Swap "Guest" for "Visitor" wherever it appears in the entries below, and reproduce them with everything else unchanged.
%%
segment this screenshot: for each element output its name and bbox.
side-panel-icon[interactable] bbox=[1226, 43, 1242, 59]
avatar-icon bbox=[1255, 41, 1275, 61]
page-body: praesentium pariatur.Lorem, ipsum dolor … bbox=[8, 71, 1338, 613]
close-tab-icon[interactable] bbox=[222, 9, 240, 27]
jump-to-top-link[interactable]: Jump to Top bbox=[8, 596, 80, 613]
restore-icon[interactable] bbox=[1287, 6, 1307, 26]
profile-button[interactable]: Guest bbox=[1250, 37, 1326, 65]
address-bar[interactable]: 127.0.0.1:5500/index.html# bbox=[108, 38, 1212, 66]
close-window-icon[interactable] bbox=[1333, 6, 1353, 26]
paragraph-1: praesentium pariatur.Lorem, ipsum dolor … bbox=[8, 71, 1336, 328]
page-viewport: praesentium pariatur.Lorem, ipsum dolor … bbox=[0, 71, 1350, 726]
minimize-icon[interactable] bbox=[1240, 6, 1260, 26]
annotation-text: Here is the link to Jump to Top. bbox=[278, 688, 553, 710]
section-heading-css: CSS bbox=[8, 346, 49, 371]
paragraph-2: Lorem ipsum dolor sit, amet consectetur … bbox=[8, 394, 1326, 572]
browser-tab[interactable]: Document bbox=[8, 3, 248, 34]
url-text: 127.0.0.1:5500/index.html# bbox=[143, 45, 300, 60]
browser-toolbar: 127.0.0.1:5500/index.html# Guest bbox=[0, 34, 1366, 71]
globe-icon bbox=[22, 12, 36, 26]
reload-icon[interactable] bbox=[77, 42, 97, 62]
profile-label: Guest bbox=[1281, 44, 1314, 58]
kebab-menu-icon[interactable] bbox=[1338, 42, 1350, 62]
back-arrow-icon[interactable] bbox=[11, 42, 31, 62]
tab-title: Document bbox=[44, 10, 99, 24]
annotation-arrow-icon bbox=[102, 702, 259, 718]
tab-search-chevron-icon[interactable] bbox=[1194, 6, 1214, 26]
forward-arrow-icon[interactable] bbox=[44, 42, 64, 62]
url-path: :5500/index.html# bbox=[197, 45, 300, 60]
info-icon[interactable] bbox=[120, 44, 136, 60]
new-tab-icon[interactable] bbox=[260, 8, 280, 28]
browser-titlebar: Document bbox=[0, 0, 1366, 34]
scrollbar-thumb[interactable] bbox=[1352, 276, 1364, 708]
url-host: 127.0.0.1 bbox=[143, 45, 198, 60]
%%
Answer to the exercise
segment this screenshot: for each element output its name and bbox.
side-panel-icon[interactable] bbox=[1226, 43, 1242, 59]
avatar-icon bbox=[1255, 41, 1275, 61]
page-body: praesentium pariatur.Lorem, ipsum dolor … bbox=[8, 71, 1338, 613]
close-tab-icon[interactable] bbox=[222, 9, 240, 27]
jump-to-top-link[interactable]: Jump to Top bbox=[8, 596, 80, 613]
restore-icon[interactable] bbox=[1287, 6, 1307, 26]
profile-button[interactable]: Visitor bbox=[1250, 37, 1326, 65]
address-bar[interactable]: 127.0.0.1:5500/index.html# bbox=[108, 38, 1212, 66]
close-window-icon[interactable] bbox=[1333, 6, 1353, 26]
paragraph-1: praesentium pariatur.Lorem, ipsum dolor … bbox=[8, 71, 1336, 328]
page-viewport: praesentium pariatur.Lorem, ipsum dolor … bbox=[0, 71, 1350, 726]
minimize-icon[interactable] bbox=[1240, 6, 1260, 26]
annotation-text: Here is the link to Jump to Top. bbox=[278, 688, 553, 710]
section-heading-css: CSS bbox=[8, 346, 49, 371]
paragraph-2: Lorem ipsum dolor sit, amet consectetur … bbox=[8, 394, 1326, 572]
browser-tab[interactable]: Document bbox=[8, 3, 248, 34]
url-text: 127.0.0.1:5500/index.html# bbox=[143, 45, 300, 60]
browser-toolbar: 127.0.0.1:5500/index.html# Visitor bbox=[0, 34, 1366, 71]
globe-icon bbox=[22, 12, 36, 26]
reload-icon[interactable] bbox=[77, 42, 97, 62]
profile-label: Visitor bbox=[1281, 44, 1314, 58]
kebab-menu-icon[interactable] bbox=[1338, 42, 1350, 62]
back-arrow-icon[interactable] bbox=[11, 42, 31, 62]
tab-title: Document bbox=[44, 10, 99, 24]
annotation-arrow-icon bbox=[102, 702, 259, 718]
tab-search-chevron-icon[interactable] bbox=[1194, 6, 1214, 26]
forward-arrow-icon[interactable] bbox=[44, 42, 64, 62]
url-path: :5500/index.html# bbox=[197, 45, 300, 60]
info-icon[interactable] bbox=[120, 44, 136, 60]
new-tab-icon[interactable] bbox=[260, 8, 280, 28]
browser-titlebar: Document bbox=[0, 0, 1366, 34]
scrollbar-thumb[interactable] bbox=[1352, 276, 1364, 708]
url-host: 127.0.0.1 bbox=[143, 45, 198, 60]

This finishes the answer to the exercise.